REQUIRED WORK. Where a line holds the string "candlestick", return that line.
▬▬▬▬▬▬▬▬▬▬
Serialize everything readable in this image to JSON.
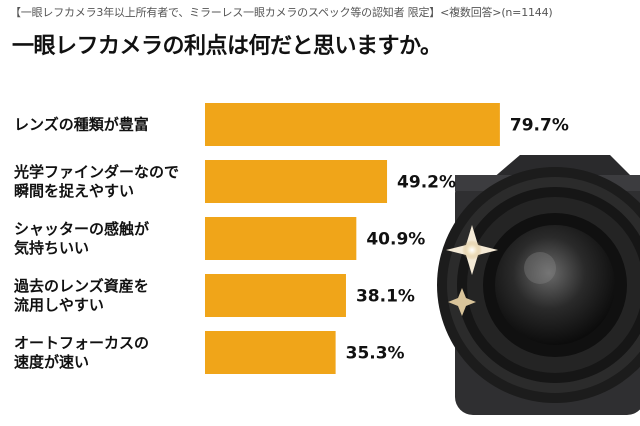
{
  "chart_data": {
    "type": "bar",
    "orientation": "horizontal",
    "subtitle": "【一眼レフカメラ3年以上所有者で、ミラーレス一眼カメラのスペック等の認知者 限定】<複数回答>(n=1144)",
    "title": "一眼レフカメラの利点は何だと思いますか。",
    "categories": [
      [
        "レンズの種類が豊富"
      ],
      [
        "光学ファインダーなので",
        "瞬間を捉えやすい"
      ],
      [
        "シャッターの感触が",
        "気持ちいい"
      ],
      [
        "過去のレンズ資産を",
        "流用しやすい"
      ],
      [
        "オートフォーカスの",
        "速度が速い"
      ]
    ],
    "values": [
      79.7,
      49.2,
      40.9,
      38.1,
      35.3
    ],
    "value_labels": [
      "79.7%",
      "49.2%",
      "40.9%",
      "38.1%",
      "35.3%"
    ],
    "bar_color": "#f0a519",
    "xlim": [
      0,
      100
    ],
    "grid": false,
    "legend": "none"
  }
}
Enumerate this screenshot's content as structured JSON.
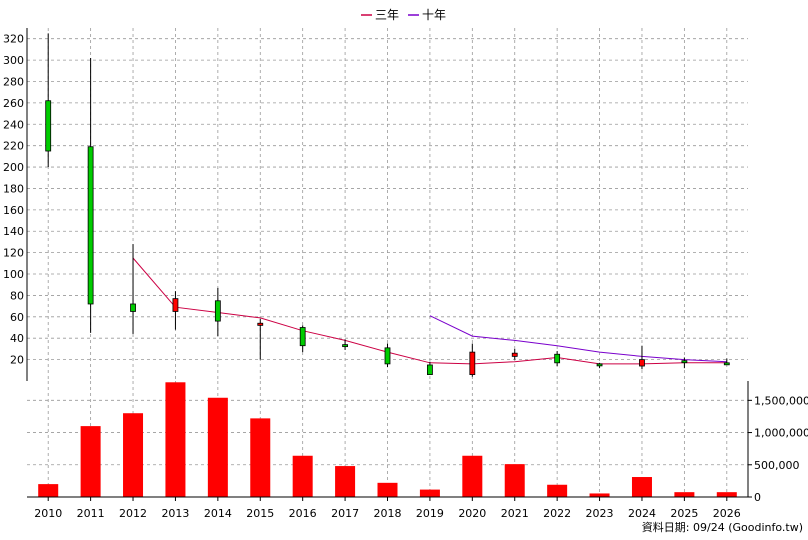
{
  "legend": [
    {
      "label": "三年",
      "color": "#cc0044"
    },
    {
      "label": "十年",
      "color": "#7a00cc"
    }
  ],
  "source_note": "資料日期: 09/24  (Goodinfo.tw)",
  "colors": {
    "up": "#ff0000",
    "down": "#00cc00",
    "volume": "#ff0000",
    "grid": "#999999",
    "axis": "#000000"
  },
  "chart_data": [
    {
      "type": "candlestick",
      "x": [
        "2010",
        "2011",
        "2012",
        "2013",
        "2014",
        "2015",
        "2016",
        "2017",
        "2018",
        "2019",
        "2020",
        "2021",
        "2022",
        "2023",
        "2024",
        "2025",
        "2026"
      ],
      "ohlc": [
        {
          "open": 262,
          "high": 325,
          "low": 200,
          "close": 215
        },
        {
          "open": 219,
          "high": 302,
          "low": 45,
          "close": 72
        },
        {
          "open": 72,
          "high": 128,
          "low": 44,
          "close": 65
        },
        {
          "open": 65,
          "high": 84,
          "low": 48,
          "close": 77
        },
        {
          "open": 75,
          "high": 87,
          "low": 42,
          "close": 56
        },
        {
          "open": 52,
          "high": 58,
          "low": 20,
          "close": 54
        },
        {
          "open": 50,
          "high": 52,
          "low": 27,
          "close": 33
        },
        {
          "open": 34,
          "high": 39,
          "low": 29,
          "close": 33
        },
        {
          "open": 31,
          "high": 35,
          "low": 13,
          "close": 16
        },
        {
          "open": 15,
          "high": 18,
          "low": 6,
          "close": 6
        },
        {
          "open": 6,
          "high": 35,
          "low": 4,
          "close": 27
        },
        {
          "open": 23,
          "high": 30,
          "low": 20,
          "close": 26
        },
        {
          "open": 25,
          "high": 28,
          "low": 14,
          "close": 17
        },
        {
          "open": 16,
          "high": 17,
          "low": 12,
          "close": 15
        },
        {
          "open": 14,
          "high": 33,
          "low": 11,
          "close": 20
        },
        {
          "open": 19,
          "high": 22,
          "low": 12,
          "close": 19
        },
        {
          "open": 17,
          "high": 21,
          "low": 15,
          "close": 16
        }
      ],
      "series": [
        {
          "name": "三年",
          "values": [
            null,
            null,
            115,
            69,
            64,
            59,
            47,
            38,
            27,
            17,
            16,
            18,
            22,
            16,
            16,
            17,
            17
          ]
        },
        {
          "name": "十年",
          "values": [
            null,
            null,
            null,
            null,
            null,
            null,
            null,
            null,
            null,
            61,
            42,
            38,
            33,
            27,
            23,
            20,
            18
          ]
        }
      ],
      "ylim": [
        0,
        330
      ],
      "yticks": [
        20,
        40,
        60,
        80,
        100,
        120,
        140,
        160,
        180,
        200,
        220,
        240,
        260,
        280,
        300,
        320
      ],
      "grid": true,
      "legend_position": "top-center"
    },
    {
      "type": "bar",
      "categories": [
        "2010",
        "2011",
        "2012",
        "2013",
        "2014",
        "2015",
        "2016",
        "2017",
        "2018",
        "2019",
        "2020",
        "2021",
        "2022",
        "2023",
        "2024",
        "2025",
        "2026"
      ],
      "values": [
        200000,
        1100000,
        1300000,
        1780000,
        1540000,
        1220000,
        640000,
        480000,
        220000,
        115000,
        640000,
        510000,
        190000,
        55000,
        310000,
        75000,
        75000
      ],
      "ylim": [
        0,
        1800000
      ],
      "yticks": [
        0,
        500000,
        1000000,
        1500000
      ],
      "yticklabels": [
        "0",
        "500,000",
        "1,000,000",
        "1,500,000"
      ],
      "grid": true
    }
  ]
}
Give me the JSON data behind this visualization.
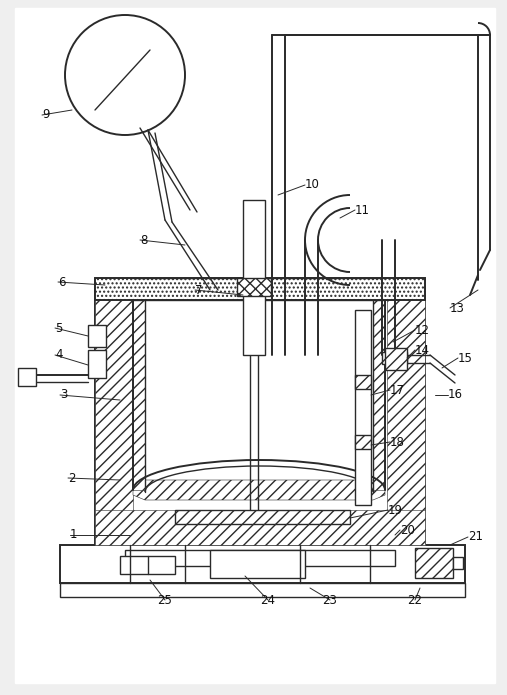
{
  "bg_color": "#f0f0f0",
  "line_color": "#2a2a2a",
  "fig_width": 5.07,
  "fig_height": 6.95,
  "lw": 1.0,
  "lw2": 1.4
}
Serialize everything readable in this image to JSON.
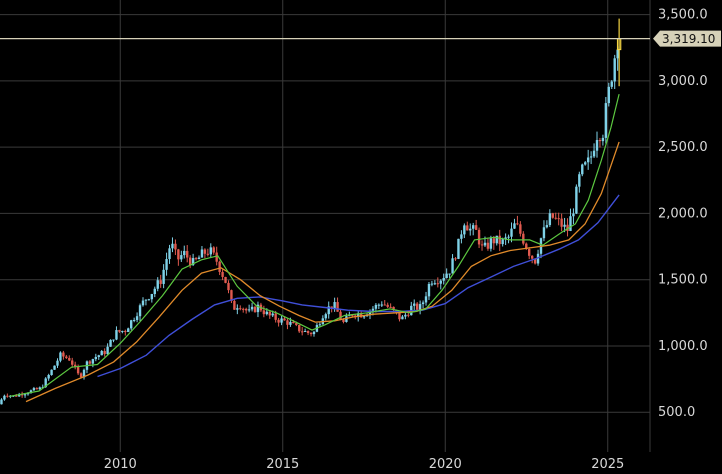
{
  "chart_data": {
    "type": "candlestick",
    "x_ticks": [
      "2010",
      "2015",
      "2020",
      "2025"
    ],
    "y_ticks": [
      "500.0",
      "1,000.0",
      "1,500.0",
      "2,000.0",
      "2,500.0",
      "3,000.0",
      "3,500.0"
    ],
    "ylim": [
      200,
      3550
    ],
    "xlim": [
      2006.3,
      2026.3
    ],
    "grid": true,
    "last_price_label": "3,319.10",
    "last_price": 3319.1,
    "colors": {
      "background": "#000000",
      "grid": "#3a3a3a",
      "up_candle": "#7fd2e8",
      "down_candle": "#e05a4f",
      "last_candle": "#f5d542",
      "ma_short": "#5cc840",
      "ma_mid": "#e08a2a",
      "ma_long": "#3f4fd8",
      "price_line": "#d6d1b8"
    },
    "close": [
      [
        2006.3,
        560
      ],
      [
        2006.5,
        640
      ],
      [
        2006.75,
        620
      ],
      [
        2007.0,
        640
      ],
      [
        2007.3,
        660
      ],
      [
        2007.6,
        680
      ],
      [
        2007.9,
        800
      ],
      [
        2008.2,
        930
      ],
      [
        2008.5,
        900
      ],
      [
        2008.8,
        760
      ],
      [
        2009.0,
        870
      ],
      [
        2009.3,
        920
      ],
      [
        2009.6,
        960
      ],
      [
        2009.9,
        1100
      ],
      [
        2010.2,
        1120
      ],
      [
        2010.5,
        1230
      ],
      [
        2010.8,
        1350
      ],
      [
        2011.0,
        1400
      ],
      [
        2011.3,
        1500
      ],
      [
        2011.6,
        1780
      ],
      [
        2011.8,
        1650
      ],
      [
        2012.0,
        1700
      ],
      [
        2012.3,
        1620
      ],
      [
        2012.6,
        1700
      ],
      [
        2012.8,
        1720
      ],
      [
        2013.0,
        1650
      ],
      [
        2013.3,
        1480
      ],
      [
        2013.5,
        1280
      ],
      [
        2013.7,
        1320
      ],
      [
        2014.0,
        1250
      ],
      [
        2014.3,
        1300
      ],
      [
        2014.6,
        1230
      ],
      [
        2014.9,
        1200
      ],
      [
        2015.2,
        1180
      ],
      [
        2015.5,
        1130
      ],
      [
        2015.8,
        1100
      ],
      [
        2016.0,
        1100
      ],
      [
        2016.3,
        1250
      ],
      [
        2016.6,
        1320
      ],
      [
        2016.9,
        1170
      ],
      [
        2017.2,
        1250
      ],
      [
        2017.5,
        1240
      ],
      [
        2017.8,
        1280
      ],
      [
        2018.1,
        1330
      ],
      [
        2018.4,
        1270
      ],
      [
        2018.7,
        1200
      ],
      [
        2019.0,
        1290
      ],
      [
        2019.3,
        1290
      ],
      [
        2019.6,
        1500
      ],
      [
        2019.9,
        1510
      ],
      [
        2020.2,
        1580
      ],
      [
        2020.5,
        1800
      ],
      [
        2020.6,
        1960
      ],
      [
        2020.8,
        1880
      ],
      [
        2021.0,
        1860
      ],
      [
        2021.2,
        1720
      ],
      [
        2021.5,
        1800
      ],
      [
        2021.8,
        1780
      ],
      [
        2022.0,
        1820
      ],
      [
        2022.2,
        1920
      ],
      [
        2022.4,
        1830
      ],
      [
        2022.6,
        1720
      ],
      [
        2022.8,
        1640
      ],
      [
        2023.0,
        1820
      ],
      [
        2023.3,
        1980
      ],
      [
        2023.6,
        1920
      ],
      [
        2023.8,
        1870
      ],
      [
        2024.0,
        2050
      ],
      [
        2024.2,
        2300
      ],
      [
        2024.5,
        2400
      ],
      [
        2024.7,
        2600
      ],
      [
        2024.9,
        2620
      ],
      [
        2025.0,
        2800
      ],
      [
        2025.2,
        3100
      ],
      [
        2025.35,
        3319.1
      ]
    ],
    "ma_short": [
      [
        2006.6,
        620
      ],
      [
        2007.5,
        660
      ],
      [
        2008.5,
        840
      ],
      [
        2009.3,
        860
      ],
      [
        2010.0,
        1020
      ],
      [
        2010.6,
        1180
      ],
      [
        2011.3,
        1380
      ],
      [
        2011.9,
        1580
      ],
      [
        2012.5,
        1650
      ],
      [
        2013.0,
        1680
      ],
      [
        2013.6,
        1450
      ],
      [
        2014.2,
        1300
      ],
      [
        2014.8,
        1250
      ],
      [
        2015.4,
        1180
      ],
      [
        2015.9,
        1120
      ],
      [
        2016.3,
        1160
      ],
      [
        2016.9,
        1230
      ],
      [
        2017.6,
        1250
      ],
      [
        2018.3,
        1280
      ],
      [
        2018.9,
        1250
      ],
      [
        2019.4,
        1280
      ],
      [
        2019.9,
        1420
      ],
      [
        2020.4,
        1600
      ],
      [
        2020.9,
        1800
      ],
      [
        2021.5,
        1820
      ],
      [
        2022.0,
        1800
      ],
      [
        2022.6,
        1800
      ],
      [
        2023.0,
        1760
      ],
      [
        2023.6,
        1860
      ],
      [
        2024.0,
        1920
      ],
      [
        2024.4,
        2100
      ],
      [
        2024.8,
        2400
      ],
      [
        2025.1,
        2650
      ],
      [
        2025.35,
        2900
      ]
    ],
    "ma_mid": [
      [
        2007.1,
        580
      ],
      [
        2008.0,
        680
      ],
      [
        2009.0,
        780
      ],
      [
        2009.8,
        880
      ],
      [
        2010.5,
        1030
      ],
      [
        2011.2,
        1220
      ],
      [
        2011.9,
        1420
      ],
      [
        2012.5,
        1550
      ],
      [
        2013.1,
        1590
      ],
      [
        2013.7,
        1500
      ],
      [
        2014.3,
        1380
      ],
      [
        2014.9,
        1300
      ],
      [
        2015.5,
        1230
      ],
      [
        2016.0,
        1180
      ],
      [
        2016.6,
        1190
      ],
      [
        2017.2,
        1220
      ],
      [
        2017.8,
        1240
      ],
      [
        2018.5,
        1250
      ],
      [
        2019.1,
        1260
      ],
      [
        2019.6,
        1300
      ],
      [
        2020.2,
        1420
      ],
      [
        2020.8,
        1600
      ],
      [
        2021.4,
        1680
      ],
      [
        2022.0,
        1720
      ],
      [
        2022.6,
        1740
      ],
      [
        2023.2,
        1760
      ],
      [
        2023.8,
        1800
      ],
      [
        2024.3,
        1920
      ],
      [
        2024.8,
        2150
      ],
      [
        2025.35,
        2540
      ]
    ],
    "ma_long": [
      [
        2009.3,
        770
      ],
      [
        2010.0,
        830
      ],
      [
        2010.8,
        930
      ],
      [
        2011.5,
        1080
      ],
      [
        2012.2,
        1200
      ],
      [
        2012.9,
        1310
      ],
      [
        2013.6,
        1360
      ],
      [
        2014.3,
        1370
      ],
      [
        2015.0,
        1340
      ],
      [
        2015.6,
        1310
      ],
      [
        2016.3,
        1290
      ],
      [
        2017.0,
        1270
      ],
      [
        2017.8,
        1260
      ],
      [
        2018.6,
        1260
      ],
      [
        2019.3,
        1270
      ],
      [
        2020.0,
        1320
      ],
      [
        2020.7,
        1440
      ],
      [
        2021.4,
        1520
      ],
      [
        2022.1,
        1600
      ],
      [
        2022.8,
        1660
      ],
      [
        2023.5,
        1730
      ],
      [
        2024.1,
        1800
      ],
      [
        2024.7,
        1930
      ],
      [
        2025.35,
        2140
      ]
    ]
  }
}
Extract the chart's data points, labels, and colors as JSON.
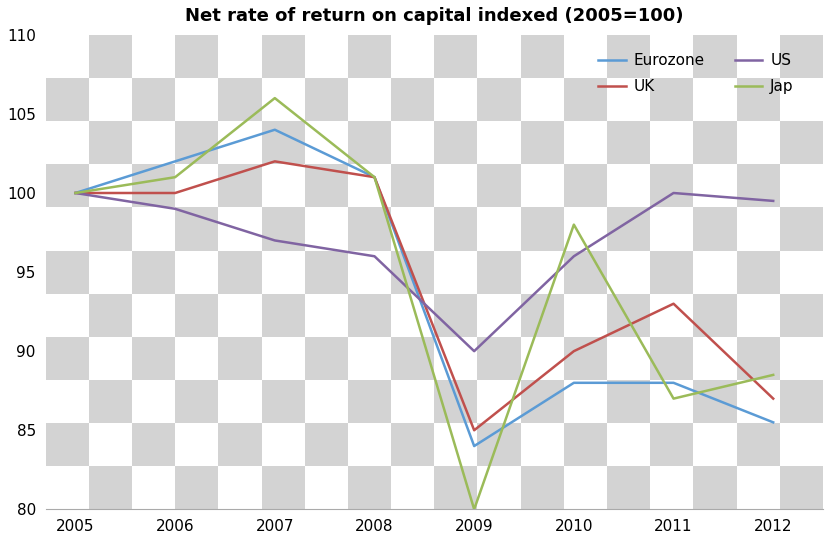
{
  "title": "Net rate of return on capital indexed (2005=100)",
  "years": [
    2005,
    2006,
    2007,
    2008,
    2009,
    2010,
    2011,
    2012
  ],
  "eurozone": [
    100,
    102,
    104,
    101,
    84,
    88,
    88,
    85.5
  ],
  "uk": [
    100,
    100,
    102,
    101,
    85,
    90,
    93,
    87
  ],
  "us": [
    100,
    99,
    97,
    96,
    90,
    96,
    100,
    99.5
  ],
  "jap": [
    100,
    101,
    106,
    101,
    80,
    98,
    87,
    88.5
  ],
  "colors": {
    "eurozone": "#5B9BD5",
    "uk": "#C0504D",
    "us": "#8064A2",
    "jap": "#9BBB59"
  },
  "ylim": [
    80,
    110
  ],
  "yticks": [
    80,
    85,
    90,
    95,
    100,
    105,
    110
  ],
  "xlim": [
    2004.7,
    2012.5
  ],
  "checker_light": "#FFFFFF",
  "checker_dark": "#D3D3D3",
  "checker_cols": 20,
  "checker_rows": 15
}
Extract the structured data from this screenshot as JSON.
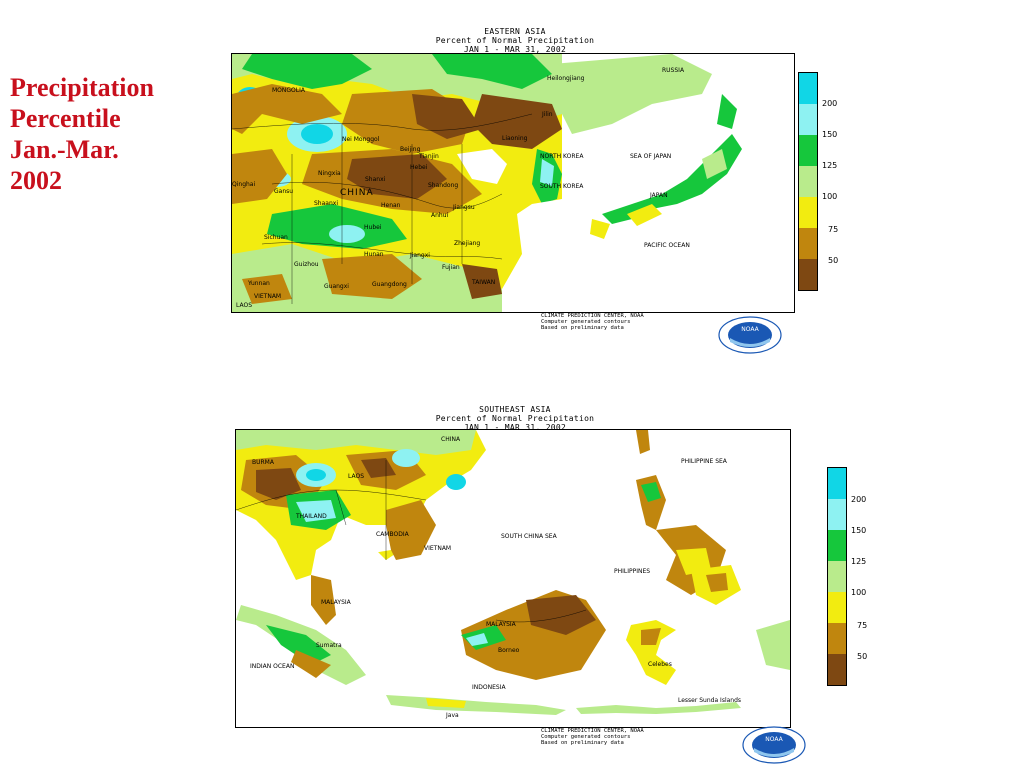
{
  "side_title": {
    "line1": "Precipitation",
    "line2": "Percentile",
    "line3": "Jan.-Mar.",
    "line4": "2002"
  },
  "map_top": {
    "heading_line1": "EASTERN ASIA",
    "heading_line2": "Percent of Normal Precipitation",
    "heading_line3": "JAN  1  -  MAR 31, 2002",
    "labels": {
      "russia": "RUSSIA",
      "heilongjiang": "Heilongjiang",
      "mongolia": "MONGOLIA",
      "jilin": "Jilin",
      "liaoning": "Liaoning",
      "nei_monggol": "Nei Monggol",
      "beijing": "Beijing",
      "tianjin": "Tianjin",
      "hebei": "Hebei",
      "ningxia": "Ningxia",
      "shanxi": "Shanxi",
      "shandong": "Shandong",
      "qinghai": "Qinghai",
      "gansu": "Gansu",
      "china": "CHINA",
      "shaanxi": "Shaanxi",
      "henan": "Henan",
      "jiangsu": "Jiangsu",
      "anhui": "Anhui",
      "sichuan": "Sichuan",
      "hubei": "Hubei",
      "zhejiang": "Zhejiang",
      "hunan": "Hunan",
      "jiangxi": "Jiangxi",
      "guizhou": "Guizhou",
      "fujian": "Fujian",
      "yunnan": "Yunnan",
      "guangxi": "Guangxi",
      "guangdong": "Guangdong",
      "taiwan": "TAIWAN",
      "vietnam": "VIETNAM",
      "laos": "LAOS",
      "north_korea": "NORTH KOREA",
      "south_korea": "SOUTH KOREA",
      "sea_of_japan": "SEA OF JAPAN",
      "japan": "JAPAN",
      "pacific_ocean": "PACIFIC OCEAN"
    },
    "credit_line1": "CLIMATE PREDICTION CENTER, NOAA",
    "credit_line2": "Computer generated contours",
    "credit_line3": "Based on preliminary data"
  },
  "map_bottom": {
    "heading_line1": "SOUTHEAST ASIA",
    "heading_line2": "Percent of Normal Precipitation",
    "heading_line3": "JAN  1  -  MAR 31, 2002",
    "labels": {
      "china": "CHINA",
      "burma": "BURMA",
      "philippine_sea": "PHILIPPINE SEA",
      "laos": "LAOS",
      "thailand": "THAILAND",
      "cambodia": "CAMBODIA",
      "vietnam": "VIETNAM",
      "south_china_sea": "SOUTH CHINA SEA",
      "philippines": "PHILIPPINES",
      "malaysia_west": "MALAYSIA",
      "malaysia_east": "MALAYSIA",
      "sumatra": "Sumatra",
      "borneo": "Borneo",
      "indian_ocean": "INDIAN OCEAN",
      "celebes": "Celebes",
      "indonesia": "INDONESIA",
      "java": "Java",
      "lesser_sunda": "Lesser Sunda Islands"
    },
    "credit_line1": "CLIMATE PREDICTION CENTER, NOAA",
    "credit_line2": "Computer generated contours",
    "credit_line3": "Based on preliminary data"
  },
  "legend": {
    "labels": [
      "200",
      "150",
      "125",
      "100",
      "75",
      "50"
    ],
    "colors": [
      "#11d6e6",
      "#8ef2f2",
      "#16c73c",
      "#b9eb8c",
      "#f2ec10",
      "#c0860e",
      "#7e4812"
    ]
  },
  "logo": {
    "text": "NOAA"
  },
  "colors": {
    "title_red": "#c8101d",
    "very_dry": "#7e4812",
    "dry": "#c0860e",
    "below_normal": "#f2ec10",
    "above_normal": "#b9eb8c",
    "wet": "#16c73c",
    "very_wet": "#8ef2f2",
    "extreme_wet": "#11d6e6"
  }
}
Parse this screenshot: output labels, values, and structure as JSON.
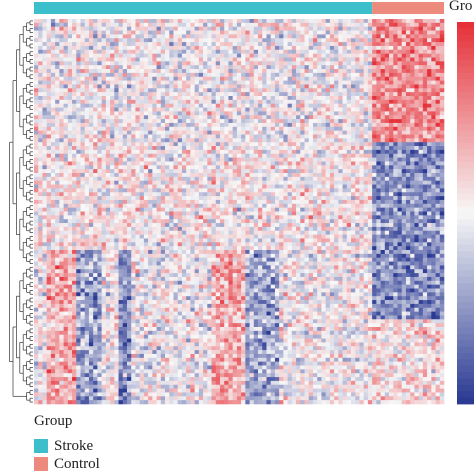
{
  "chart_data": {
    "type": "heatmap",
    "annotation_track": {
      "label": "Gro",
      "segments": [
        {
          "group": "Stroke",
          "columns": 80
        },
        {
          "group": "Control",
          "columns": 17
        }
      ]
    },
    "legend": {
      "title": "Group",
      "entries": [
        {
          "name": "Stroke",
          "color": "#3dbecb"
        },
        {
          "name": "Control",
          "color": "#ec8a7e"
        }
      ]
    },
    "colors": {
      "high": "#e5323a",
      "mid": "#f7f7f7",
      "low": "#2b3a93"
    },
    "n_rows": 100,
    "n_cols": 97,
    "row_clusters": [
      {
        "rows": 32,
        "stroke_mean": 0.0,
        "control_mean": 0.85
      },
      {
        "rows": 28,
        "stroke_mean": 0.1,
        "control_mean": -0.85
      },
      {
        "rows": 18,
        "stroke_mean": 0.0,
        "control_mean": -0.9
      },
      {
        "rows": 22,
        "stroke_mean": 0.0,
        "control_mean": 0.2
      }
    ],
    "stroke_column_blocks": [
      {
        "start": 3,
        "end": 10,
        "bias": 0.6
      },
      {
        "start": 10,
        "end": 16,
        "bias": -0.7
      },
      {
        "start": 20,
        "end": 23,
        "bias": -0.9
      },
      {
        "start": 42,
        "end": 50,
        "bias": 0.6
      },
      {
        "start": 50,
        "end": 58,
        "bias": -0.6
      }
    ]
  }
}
▬▬▬▬▬▬▬▬▬▬
SOLUTION.
      "type": "candlestick",
    "type": "candlestick",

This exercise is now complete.